- What the task requires:
Reproduce every line of the material below, but drop the pictures.

- Stored data:
______

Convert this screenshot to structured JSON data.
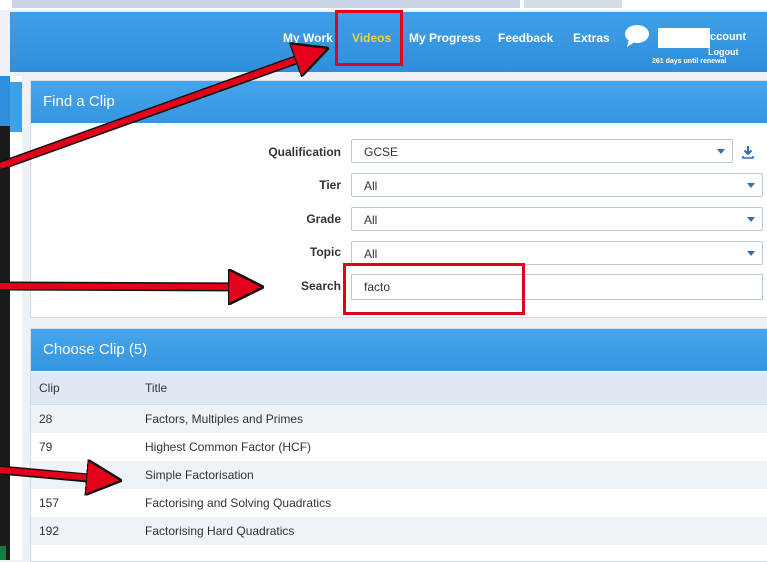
{
  "nav": {
    "items": [
      {
        "label": "My Work",
        "active": false
      },
      {
        "label": "Videos",
        "active": true
      },
      {
        "label": "My Progress",
        "active": false
      },
      {
        "label": "Feedback",
        "active": false
      },
      {
        "label": "Extras",
        "active": false
      }
    ],
    "account_label": "ccount",
    "logout_label": "Logout",
    "renewal_text": "261 days until renewal"
  },
  "find_clip": {
    "title": "Find a Clip",
    "fields": {
      "qualification": {
        "label": "Qualification",
        "value": "GCSE"
      },
      "tier": {
        "label": "Tier",
        "value": "All"
      },
      "grade": {
        "label": "Grade",
        "value": "All"
      },
      "topic": {
        "label": "Topic",
        "value": "All"
      },
      "search": {
        "label": "Search",
        "value": "facto"
      }
    }
  },
  "choose_clip": {
    "title": "Choose Clip (5)",
    "columns": [
      "Clip",
      "Title"
    ],
    "rows": [
      {
        "clip": "28",
        "title": "Factors, Multiples and Primes"
      },
      {
        "clip": "79",
        "title": "Highest Common Factor (HCF)"
      },
      {
        "clip": "",
        "title": "Simple Factorisation"
      },
      {
        "clip": "157",
        "title": "Factorising and Solving Quadratics"
      },
      {
        "clip": "192",
        "title": "Factorising Hard Quadratics"
      }
    ]
  },
  "colors": {
    "header_blue": "#2f8edb",
    "active_nav": "#f3d23c",
    "annotation_red": "#e3001b"
  }
}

______

- Complete output:
Convert this screenshot to structured JSON data.
{
  "nav": {
    "items": [
      {
        "label": "My Work",
        "active": false
      },
      {
        "label": "Videos",
        "active": true
      },
      {
        "label": "My Progress",
        "active": false
      },
      {
        "label": "Feedback",
        "active": false
      },
      {
        "label": "Extras",
        "active": false
      }
    ],
    "account_label": "ccount",
    "logout_label": "Logout",
    "renewal_text": "261 days until renewal"
  },
  "find_clip": {
    "title": "Find a Clip",
    "fields": {
      "qualification": {
        "label": "Qualification",
        "value": "GCSE"
      },
      "tier": {
        "label": "Tier",
        "value": "All"
      },
      "grade": {
        "label": "Grade",
        "value": "All"
      },
      "topic": {
        "label": "Topic",
        "value": "All"
      },
      "search": {
        "label": "Search",
        "value": "facto"
      }
    }
  },
  "choose_clip": {
    "title": "Choose Clip (5)",
    "columns": [
      "Clip",
      "Title"
    ],
    "rows": [
      {
        "clip": "28",
        "title": "Factors, Multiples and Primes"
      },
      {
        "clip": "79",
        "title": "Highest Common Factor (HCF)"
      },
      {
        "clip": "",
        "title": "Simple Factorisation"
      },
      {
        "clip": "157",
        "title": "Factorising and Solving Quadratics"
      },
      {
        "clip": "192",
        "title": "Factorising Hard Quadratics"
      }
    ]
  },
  "colors": {
    "header_blue": "#2f8edb",
    "active_nav": "#f3d23c",
    "annotation_red": "#e3001b"
  }
}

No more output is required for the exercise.